## Start

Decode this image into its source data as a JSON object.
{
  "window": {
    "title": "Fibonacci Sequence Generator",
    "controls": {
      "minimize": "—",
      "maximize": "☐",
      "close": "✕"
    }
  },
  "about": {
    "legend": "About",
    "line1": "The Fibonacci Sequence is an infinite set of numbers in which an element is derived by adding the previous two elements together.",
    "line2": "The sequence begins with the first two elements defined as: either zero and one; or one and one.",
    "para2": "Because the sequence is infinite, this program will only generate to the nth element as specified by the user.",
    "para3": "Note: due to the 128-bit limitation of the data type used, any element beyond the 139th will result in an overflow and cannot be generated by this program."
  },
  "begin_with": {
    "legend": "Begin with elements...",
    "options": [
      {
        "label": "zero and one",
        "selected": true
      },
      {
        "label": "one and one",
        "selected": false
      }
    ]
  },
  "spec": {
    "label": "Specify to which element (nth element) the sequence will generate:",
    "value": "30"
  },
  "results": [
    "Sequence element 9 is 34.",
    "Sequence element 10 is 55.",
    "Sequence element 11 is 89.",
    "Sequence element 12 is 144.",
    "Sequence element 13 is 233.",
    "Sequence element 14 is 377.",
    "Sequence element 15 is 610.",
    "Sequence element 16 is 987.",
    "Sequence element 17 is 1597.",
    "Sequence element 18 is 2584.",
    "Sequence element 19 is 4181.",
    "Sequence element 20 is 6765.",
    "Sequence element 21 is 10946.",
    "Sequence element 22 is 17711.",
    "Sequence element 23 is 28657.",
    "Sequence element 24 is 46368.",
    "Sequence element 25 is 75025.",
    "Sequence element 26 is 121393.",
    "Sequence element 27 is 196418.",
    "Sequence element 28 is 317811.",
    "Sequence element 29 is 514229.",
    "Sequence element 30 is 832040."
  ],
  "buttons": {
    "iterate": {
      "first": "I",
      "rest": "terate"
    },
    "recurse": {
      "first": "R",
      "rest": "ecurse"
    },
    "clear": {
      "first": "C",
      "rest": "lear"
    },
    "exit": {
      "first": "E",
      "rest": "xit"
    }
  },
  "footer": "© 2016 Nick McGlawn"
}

## End

→ **STATED TASK**: Transcribe the records above exactly as they appear.

→ **SOLUTION TO THE PROBLEM**:
Decode this image into its source data as a JSON object.
{
  "window": {
    "title": "Fibonacci Sequence Generator",
    "controls": {
      "minimize": "—",
      "maximize": "☐",
      "close": "✕"
    }
  },
  "about": {
    "legend": "About",
    "line1": "The Fibonacci Sequence is an infinite set of numbers in which an element is derived by adding the previous two elements together.",
    "line2": "The sequence begins with the first two elements defined as: either zero and one; or one and one.",
    "para2": "Because the sequence is infinite, this program will only generate to the nth element as specified by the user.",
    "para3": "Note: due to the 128-bit limitation of the data type used, any element beyond the 139th will result in an overflow and cannot be generated by this program."
  },
  "begin_with": {
    "legend": "Begin with elements...",
    "options": [
      {
        "label": "zero and one",
        "selected": true
      },
      {
        "label": "one and one",
        "selected": false
      }
    ]
  },
  "spec": {
    "label": "Specify to which element (nth element) the sequence will generate:",
    "value": "30"
  },
  "results": [
    "Sequence element 9 is 34.",
    "Sequence element 10 is 55.",
    "Sequence element 11 is 89.",
    "Sequence element 12 is 144.",
    "Sequence element 13 is 233.",
    "Sequence element 14 is 377.",
    "Sequence element 15 is 610.",
    "Sequence element 16 is 987.",
    "Sequence element 17 is 1597.",
    "Sequence element 18 is 2584.",
    "Sequence element 19 is 4181.",
    "Sequence element 20 is 6765.",
    "Sequence element 21 is 10946.",
    "Sequence element 22 is 17711.",
    "Sequence element 23 is 28657.",
    "Sequence element 24 is 46368.",
    "Sequence element 25 is 75025.",
    "Sequence element 26 is 121393.",
    "Sequence element 27 is 196418.",
    "Sequence element 28 is 317811.",
    "Sequence element 29 is 514229.",
    "Sequence element 30 is 832040."
  ],
  "buttons": {
    "iterate": {
      "first": "I",
      "rest": "terate"
    },
    "recurse": {
      "first": "R",
      "rest": "ecurse"
    },
    "clear": {
      "first": "C",
      "rest": "lear"
    },
    "exit": {
      "first": "E",
      "rest": "xit"
    }
  },
  "footer": "© 2016 Nick McGlawn"
}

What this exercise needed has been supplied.